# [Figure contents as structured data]
------

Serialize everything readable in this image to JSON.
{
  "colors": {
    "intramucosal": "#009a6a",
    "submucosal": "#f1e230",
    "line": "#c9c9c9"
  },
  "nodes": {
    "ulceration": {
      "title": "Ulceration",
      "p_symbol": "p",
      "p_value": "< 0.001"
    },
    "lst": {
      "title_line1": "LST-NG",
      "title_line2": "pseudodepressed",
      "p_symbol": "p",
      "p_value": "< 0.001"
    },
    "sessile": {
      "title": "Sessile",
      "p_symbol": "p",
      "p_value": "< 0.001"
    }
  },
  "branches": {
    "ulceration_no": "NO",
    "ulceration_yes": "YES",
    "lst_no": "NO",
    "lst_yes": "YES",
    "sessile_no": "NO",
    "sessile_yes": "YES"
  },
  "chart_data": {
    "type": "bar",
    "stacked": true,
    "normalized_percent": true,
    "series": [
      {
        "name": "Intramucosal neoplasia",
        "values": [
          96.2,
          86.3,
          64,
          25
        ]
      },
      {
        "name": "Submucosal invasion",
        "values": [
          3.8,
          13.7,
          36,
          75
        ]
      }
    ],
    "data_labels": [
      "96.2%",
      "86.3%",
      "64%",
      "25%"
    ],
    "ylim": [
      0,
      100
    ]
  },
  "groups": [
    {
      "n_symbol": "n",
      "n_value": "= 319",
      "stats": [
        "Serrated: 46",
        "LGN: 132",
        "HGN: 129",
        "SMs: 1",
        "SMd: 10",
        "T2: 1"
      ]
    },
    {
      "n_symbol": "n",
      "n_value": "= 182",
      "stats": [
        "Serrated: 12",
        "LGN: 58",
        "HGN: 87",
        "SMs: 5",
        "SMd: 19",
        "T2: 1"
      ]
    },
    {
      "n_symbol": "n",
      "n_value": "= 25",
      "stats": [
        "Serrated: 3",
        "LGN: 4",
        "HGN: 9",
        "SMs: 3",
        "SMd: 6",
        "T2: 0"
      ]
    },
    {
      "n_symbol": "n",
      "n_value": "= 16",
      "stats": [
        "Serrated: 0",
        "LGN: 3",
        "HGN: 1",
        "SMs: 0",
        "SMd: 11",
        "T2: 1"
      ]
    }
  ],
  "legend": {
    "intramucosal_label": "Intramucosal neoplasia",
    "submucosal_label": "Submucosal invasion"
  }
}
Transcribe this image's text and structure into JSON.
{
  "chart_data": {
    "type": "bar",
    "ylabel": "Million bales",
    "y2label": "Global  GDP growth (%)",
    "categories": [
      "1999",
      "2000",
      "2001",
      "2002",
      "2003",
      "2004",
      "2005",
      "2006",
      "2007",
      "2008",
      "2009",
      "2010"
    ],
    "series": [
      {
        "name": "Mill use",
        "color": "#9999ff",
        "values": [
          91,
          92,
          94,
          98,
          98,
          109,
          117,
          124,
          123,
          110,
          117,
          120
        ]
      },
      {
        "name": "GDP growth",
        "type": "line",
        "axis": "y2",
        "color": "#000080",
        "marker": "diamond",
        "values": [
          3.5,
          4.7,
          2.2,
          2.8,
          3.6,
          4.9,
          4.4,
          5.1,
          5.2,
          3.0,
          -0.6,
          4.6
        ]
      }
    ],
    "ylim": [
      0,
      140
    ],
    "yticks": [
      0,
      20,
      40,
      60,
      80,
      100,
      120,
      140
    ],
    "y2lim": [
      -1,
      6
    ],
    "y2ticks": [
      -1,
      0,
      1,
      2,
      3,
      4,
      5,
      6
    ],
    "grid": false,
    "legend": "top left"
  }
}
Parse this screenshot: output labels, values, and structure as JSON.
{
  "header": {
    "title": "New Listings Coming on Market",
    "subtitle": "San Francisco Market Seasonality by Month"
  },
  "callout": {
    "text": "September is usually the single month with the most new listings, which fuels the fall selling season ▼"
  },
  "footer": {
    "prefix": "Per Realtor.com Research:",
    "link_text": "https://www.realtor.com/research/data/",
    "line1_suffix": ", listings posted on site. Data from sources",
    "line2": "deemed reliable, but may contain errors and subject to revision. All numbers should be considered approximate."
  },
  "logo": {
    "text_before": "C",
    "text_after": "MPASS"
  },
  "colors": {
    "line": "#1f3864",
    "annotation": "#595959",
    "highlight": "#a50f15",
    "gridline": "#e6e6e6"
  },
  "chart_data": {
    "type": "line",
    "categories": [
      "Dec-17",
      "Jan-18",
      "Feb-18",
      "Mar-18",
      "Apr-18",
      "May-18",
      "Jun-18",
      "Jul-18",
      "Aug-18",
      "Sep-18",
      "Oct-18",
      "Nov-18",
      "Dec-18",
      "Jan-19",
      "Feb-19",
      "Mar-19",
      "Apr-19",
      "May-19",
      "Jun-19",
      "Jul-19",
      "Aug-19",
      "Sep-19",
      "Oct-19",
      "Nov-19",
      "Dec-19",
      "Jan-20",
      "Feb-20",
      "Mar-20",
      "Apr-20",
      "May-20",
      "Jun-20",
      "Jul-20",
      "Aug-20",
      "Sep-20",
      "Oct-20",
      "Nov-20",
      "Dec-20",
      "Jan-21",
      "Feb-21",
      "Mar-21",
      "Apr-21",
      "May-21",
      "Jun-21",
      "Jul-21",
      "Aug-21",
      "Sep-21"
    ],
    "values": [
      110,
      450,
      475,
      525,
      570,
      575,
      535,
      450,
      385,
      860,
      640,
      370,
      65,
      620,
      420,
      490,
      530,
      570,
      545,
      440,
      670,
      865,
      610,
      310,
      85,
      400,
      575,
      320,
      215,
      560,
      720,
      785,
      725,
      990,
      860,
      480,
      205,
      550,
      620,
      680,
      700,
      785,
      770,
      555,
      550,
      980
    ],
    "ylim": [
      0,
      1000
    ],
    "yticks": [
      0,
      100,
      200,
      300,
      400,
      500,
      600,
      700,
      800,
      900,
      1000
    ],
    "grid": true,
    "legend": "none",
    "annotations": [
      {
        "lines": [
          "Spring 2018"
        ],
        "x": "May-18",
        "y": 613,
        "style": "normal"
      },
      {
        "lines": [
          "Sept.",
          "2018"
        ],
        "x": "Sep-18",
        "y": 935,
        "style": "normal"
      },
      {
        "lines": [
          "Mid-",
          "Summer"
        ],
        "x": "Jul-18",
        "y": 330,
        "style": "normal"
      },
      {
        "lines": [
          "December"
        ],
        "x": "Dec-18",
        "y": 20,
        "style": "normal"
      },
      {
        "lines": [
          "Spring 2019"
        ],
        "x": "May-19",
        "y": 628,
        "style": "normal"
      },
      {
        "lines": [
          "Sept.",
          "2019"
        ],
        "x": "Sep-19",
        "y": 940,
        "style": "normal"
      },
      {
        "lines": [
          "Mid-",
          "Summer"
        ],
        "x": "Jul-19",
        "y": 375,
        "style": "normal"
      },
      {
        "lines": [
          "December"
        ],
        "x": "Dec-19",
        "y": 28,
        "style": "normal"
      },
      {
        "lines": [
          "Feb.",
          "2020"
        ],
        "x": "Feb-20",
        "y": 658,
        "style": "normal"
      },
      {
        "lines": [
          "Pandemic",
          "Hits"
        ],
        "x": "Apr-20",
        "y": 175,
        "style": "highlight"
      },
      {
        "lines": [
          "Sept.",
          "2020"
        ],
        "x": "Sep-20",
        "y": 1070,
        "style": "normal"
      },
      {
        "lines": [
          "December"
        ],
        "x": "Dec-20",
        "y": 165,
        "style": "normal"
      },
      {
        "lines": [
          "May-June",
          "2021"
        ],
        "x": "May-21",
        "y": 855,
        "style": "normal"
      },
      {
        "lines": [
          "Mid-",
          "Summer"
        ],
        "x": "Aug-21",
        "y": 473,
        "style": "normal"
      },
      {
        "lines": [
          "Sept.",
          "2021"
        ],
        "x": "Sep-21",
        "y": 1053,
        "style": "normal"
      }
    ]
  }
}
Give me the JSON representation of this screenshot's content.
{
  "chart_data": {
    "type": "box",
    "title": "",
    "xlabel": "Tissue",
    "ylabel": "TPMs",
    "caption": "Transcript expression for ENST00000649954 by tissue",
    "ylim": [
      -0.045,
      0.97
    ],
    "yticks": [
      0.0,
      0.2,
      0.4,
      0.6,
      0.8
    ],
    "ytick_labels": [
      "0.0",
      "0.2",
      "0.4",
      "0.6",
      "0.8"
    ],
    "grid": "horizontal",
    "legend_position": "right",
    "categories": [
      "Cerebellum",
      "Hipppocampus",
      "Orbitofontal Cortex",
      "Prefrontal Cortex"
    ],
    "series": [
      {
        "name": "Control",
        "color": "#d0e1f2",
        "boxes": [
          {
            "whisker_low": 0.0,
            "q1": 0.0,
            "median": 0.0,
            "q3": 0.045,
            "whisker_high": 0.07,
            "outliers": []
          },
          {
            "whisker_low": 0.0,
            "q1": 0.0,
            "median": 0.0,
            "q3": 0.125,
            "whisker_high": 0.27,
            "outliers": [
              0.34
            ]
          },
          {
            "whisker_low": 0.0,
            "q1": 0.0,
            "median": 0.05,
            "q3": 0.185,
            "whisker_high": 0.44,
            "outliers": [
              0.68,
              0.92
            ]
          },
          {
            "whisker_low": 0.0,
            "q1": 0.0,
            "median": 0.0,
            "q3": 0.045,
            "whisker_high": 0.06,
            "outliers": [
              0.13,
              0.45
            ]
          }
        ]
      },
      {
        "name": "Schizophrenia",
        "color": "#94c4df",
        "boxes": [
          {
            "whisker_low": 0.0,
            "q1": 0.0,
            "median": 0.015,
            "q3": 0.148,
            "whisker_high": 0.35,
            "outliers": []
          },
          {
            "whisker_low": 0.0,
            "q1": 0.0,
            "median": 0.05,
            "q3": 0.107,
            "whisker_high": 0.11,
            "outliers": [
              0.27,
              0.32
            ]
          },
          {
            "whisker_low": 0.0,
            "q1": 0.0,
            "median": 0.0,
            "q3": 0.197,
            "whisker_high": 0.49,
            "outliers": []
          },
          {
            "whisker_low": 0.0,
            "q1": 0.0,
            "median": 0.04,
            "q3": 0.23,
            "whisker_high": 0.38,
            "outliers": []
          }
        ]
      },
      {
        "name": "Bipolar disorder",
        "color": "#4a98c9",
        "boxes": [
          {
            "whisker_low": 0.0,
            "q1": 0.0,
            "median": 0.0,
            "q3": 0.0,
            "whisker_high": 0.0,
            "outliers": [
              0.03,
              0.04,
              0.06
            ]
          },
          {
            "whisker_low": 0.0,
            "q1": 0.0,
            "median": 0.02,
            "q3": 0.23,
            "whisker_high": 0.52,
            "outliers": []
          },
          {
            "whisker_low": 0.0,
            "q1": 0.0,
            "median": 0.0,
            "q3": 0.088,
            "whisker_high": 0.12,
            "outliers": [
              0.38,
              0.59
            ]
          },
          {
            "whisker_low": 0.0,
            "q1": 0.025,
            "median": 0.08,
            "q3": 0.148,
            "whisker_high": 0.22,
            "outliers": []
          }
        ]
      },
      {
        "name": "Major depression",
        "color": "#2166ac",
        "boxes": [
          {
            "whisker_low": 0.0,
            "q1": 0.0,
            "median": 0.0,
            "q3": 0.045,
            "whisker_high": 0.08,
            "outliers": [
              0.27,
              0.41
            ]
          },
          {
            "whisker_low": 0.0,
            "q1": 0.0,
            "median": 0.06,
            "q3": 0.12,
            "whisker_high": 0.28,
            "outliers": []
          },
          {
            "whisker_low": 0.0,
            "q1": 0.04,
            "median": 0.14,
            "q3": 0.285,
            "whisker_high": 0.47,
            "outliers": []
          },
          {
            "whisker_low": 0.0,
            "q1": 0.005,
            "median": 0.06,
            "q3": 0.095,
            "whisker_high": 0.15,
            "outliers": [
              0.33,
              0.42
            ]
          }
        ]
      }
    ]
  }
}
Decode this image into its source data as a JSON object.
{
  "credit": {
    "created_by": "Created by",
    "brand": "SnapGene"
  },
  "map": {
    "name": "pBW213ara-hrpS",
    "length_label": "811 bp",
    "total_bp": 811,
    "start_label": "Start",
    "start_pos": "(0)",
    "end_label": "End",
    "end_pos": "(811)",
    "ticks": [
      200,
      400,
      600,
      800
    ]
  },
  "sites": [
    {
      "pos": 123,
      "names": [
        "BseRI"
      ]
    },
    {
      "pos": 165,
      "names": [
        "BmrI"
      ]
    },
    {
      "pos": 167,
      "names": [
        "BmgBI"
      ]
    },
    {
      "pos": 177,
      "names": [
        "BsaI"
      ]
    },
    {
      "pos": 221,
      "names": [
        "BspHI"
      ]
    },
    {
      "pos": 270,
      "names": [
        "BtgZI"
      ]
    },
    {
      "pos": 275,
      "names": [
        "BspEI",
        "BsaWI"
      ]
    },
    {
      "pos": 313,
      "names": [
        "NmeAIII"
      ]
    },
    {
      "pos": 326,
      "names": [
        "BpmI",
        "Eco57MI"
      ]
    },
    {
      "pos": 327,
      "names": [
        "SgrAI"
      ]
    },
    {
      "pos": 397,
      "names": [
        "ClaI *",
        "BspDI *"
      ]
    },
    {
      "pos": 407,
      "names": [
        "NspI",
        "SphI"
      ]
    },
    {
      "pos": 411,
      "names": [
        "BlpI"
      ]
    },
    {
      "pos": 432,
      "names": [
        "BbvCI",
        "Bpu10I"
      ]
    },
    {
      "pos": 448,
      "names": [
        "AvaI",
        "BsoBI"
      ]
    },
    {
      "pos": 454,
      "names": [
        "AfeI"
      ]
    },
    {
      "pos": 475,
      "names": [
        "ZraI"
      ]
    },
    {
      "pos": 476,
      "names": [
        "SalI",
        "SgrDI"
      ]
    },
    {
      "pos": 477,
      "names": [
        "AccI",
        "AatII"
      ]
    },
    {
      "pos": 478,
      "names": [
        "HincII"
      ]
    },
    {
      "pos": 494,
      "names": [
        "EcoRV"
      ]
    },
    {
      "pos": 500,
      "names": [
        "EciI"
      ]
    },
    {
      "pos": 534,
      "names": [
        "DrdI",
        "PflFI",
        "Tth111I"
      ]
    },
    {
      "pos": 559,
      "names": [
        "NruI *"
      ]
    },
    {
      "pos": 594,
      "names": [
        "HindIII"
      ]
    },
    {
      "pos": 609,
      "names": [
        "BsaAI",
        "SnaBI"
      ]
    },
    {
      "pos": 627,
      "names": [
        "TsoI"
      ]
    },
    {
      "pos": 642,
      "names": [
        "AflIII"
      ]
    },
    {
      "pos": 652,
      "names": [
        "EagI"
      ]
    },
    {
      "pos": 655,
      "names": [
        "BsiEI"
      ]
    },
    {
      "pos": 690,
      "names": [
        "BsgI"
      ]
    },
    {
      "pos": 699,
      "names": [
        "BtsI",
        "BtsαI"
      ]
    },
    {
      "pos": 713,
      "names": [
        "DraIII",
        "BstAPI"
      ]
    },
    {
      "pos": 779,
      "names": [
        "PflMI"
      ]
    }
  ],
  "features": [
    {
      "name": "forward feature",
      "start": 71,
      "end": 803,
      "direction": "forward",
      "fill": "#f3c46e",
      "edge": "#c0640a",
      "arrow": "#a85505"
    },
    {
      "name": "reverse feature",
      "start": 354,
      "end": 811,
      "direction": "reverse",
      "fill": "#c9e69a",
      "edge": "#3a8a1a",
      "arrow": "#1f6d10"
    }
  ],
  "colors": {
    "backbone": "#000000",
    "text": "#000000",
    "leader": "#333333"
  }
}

------

# [Given instruction]
Reproduce each line of the entries in which the word "direction" is found.

# [The response]
      "direction": "forward",
      "direction": "reverse",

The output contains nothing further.